### [RECORDS TO USE]
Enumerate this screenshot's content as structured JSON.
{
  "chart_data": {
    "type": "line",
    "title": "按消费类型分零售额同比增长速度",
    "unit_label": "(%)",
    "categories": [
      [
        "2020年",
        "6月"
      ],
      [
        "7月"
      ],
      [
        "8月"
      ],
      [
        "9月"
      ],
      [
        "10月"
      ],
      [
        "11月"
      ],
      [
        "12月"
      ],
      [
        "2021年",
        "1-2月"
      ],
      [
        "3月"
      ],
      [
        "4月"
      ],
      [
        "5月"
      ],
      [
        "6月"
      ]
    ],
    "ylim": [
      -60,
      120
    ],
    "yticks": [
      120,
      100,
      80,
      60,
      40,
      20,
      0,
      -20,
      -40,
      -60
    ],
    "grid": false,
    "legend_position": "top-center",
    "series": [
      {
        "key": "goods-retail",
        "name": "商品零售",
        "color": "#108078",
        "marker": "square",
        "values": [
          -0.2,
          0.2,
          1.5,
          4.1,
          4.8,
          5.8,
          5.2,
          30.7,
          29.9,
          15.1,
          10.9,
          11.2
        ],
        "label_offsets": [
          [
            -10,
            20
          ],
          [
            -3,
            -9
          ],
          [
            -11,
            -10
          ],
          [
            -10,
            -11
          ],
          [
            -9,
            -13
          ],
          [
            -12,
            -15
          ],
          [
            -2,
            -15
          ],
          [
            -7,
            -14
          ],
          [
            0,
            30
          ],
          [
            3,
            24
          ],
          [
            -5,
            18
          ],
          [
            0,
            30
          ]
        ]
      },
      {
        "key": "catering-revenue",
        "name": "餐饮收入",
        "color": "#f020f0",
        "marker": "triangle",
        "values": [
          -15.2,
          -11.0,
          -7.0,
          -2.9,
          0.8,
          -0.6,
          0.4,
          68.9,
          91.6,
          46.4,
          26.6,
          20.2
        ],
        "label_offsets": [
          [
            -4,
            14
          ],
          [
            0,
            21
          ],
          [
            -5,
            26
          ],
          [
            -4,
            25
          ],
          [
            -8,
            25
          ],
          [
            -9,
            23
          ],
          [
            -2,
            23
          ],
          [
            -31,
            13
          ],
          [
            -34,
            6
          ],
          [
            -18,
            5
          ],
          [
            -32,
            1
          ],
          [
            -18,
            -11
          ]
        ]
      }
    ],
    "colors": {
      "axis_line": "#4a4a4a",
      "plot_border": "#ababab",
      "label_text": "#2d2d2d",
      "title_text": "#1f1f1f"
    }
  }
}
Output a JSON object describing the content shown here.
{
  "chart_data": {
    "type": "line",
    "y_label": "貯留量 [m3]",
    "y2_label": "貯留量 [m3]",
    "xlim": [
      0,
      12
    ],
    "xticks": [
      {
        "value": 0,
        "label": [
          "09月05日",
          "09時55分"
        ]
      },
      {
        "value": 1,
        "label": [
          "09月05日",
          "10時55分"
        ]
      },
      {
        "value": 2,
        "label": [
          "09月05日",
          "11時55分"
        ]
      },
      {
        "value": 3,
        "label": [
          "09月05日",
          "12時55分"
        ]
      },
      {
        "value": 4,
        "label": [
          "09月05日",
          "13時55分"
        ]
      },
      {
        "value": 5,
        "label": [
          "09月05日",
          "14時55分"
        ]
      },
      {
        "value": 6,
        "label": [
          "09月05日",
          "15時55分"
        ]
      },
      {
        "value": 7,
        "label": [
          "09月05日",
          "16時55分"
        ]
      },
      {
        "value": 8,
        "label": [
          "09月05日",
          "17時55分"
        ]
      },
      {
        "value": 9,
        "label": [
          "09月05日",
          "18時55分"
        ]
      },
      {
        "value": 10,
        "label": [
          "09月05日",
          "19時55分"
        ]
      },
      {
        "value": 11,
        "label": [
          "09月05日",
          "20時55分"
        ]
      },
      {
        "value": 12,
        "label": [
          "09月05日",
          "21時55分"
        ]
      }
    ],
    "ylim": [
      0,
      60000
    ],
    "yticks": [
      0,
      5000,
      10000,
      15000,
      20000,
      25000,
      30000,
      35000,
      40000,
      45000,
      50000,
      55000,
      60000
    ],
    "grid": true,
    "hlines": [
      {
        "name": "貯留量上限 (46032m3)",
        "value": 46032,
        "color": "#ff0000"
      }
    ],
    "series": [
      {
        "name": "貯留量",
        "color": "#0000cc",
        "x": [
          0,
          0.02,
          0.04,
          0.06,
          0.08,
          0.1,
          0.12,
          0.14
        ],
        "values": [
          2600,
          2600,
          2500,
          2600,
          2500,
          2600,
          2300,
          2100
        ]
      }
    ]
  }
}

### [EXERCISE BRIEF]
Only a number is wanted: how many lines of the material include the word "name".

### [REPLY]
4